## Begin Task data

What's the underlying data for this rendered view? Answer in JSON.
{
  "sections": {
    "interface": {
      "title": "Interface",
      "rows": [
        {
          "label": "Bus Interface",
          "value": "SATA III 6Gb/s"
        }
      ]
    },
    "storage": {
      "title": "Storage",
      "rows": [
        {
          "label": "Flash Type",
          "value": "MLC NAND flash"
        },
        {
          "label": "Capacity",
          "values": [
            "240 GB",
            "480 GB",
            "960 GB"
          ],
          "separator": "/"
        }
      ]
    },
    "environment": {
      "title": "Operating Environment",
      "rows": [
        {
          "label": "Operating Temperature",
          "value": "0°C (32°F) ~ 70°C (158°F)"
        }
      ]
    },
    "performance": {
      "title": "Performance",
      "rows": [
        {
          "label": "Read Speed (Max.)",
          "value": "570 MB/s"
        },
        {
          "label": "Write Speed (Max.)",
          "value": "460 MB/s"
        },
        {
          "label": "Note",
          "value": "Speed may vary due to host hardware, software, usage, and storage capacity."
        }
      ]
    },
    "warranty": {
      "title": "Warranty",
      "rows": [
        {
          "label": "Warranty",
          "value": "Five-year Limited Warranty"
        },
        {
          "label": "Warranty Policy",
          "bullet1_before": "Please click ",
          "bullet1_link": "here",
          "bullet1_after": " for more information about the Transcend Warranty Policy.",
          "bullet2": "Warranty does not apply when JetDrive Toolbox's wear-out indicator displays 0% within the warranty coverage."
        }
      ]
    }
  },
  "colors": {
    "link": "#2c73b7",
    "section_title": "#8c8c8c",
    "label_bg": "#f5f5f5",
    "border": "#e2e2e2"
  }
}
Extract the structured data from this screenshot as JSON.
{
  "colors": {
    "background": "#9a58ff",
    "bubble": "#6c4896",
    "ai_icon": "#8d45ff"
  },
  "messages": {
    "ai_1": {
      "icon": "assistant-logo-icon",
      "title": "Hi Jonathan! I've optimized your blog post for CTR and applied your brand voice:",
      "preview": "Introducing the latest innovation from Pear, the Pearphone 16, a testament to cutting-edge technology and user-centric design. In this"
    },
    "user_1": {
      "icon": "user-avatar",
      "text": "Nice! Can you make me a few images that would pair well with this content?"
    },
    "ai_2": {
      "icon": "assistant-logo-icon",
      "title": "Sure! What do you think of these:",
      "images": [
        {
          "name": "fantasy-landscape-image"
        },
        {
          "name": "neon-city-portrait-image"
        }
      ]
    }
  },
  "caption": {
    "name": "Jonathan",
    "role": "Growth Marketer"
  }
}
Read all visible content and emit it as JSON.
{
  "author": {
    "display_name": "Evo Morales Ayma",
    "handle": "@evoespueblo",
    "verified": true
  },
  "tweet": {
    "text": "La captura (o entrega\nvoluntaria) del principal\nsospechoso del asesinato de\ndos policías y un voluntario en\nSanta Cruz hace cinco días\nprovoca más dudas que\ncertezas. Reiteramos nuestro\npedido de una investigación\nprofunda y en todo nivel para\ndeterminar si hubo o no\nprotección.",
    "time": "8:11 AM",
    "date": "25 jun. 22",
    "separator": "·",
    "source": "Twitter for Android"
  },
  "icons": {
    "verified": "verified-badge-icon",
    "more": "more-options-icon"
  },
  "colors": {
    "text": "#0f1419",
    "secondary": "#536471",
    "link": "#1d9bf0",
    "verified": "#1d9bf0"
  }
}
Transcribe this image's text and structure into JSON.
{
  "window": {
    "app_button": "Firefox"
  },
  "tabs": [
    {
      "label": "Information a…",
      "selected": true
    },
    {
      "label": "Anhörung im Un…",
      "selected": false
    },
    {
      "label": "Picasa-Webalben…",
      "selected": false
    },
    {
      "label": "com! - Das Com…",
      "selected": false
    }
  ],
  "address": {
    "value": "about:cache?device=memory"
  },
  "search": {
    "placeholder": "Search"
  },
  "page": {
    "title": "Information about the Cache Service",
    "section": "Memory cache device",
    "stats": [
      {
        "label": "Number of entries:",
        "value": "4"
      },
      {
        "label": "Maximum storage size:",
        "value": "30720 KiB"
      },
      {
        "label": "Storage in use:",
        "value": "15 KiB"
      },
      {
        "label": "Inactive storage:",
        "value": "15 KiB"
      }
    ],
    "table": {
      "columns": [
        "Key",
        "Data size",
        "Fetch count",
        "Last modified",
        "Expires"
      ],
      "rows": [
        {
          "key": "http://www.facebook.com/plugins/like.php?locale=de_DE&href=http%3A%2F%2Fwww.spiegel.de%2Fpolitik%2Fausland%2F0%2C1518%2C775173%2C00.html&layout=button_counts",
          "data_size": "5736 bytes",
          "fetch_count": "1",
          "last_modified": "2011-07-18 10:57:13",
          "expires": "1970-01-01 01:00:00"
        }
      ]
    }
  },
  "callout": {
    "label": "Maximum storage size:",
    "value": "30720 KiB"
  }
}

## End Task data

-- Work instructions --
Locate all lines holding the word "about", then copy them out.

-- Result of this task --
          "bullet1_after": " for more information about the Transcend Warranty Policy.",
    "value": "about:cache?device=memory"
    "title": "Information about the Cache Service",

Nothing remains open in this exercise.